§ REQUIRED WORK: Give the listing again exactly, omitting its images.

§ INFORMATION GIVEN:
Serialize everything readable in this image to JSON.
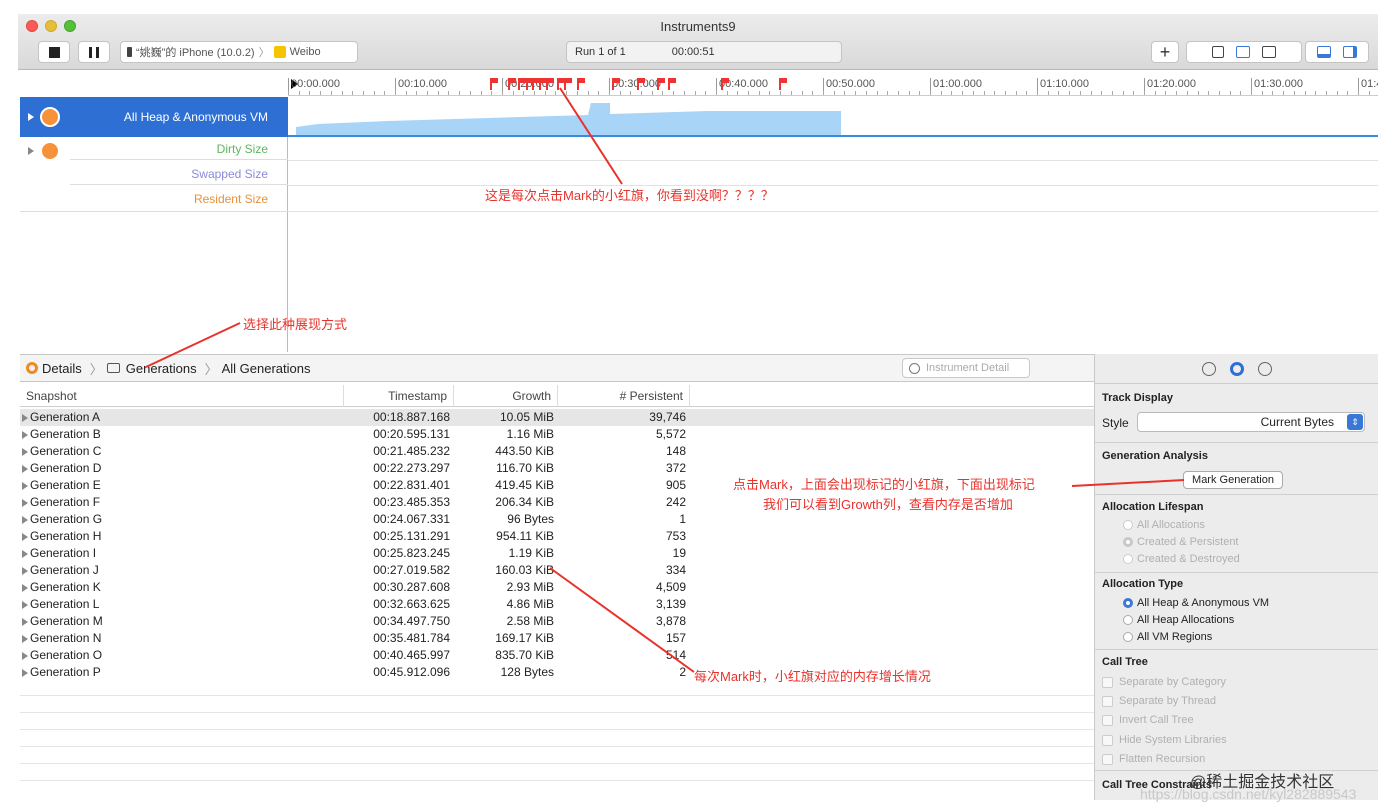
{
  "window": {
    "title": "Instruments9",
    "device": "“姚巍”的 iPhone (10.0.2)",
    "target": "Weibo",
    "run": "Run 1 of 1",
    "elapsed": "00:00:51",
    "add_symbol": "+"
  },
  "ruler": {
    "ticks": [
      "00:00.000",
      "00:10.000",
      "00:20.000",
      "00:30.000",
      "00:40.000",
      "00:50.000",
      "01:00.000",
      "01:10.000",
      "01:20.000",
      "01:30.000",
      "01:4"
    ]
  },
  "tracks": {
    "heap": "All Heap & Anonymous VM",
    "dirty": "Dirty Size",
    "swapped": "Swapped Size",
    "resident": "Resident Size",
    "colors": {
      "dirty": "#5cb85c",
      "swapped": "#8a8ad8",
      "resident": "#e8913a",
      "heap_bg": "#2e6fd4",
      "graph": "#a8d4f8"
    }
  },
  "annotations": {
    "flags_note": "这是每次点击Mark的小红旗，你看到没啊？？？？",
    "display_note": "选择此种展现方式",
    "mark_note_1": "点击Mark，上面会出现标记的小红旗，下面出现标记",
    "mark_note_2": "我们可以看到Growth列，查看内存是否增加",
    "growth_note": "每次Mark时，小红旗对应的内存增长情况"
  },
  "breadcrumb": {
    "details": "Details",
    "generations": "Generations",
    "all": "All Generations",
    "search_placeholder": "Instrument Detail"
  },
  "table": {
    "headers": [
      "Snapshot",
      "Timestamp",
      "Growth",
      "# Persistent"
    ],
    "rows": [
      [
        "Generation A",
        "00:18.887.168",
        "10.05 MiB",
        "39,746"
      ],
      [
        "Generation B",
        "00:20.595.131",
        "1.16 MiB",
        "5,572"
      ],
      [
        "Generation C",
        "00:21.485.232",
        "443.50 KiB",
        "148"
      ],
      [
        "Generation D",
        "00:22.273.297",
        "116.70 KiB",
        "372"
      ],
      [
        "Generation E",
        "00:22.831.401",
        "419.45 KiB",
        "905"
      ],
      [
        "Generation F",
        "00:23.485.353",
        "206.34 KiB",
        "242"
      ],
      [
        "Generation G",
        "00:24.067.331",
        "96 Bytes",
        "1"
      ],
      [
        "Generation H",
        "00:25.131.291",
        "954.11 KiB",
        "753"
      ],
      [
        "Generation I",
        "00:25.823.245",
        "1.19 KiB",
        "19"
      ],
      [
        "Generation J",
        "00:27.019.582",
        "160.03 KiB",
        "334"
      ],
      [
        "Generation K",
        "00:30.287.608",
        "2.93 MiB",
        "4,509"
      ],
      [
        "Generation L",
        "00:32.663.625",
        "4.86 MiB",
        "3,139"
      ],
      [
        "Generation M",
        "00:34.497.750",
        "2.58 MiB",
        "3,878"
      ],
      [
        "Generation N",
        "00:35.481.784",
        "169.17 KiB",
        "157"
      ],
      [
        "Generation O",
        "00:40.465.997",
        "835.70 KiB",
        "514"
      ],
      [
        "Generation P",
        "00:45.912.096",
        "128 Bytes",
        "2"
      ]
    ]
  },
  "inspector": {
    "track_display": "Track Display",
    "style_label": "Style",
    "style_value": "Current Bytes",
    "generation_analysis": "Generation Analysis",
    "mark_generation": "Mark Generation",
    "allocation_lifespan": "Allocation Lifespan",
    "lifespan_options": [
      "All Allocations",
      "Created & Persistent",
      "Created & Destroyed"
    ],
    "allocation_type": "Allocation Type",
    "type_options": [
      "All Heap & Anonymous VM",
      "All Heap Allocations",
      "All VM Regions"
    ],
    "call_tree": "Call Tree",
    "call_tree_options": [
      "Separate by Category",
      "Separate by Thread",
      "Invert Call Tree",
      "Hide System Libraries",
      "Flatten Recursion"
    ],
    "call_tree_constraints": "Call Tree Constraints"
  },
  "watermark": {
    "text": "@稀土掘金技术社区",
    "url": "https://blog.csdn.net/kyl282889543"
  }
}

§ FINISHED TASK:
Serialize everything readable in this image to JSON.
{
  "window": {
    "title": "Instruments9",
    "device": "“姚巍”的 iPhone (10.0.2)",
    "target": "Weibo",
    "run": "Run 1 of 1",
    "elapsed": "00:00:51",
    "add_symbol": "+"
  },
  "ruler": {
    "ticks": [
      "00:00.000",
      "00:10.000",
      "00:20.000",
      "00:30.000",
      "00:40.000",
      "00:50.000",
      "01:00.000",
      "01:10.000",
      "01:20.000",
      "01:30.000",
      "01:4"
    ]
  },
  "tracks": {
    "heap": "All Heap & Anonymous VM",
    "dirty": "Dirty Size",
    "swapped": "Swapped Size",
    "resident": "Resident Size",
    "colors": {
      "dirty": "#5cb85c",
      "swapped": "#8a8ad8",
      "resident": "#e8913a",
      "heap_bg": "#2e6fd4",
      "graph": "#a8d4f8"
    }
  },
  "annotations": {
    "flags_note": "这是每次点击Mark的小红旗，你看到没啊？？？？",
    "display_note": "选择此种展现方式",
    "mark_note_1": "点击Mark，上面会出现标记的小红旗，下面出现标记",
    "mark_note_2": "我们可以看到Growth列，查看内存是否增加",
    "growth_note": "每次Mark时，小红旗对应的内存增长情况"
  },
  "breadcrumb": {
    "details": "Details",
    "generations": "Generations",
    "all": "All Generations",
    "search_placeholder": "Instrument Detail"
  },
  "table": {
    "headers": [
      "Snapshot",
      "Timestamp",
      "Growth",
      "# Persistent"
    ],
    "rows": [
      [
        "Generation A",
        "00:18.887.168",
        "10.05 MiB",
        "39,746"
      ],
      [
        "Generation B",
        "00:20.595.131",
        "1.16 MiB",
        "5,572"
      ],
      [
        "Generation C",
        "00:21.485.232",
        "443.50 KiB",
        "148"
      ],
      [
        "Generation D",
        "00:22.273.297",
        "116.70 KiB",
        "372"
      ],
      [
        "Generation E",
        "00:22.831.401",
        "419.45 KiB",
        "905"
      ],
      [
        "Generation F",
        "00:23.485.353",
        "206.34 KiB",
        "242"
      ],
      [
        "Generation G",
        "00:24.067.331",
        "96 Bytes",
        "1"
      ],
      [
        "Generation H",
        "00:25.131.291",
        "954.11 KiB",
        "753"
      ],
      [
        "Generation I",
        "00:25.823.245",
        "1.19 KiB",
        "19"
      ],
      [
        "Generation J",
        "00:27.019.582",
        "160.03 KiB",
        "334"
      ],
      [
        "Generation K",
        "00:30.287.608",
        "2.93 MiB",
        "4,509"
      ],
      [
        "Generation L",
        "00:32.663.625",
        "4.86 MiB",
        "3,139"
      ],
      [
        "Generation M",
        "00:34.497.750",
        "2.58 MiB",
        "3,878"
      ],
      [
        "Generation N",
        "00:35.481.784",
        "169.17 KiB",
        "157"
      ],
      [
        "Generation O",
        "00:40.465.997",
        "835.70 KiB",
        "514"
      ],
      [
        "Generation P",
        "00:45.912.096",
        "128 Bytes",
        "2"
      ]
    ]
  },
  "inspector": {
    "track_display": "Track Display",
    "style_label": "Style",
    "style_value": "Current Bytes",
    "generation_analysis": "Generation Analysis",
    "mark_generation": "Mark Generation",
    "allocation_lifespan": "Allocation Lifespan",
    "lifespan_options": [
      "All Allocations",
      "Created & Persistent",
      "Created & Destroyed"
    ],
    "allocation_type": "Allocation Type",
    "type_options": [
      "All Heap & Anonymous VM",
      "All Heap Allocations",
      "All VM Regions"
    ],
    "call_tree": "Call Tree",
    "call_tree_options": [
      "Separate by Category",
      "Separate by Thread",
      "Invert Call Tree",
      "Hide System Libraries",
      "Flatten Recursion"
    ],
    "call_tree_constraints": "Call Tree Constraints"
  },
  "watermark": {
    "text": "@稀土掘金技术社区",
    "url": "https://blog.csdn.net/kyl282889543"
  }
}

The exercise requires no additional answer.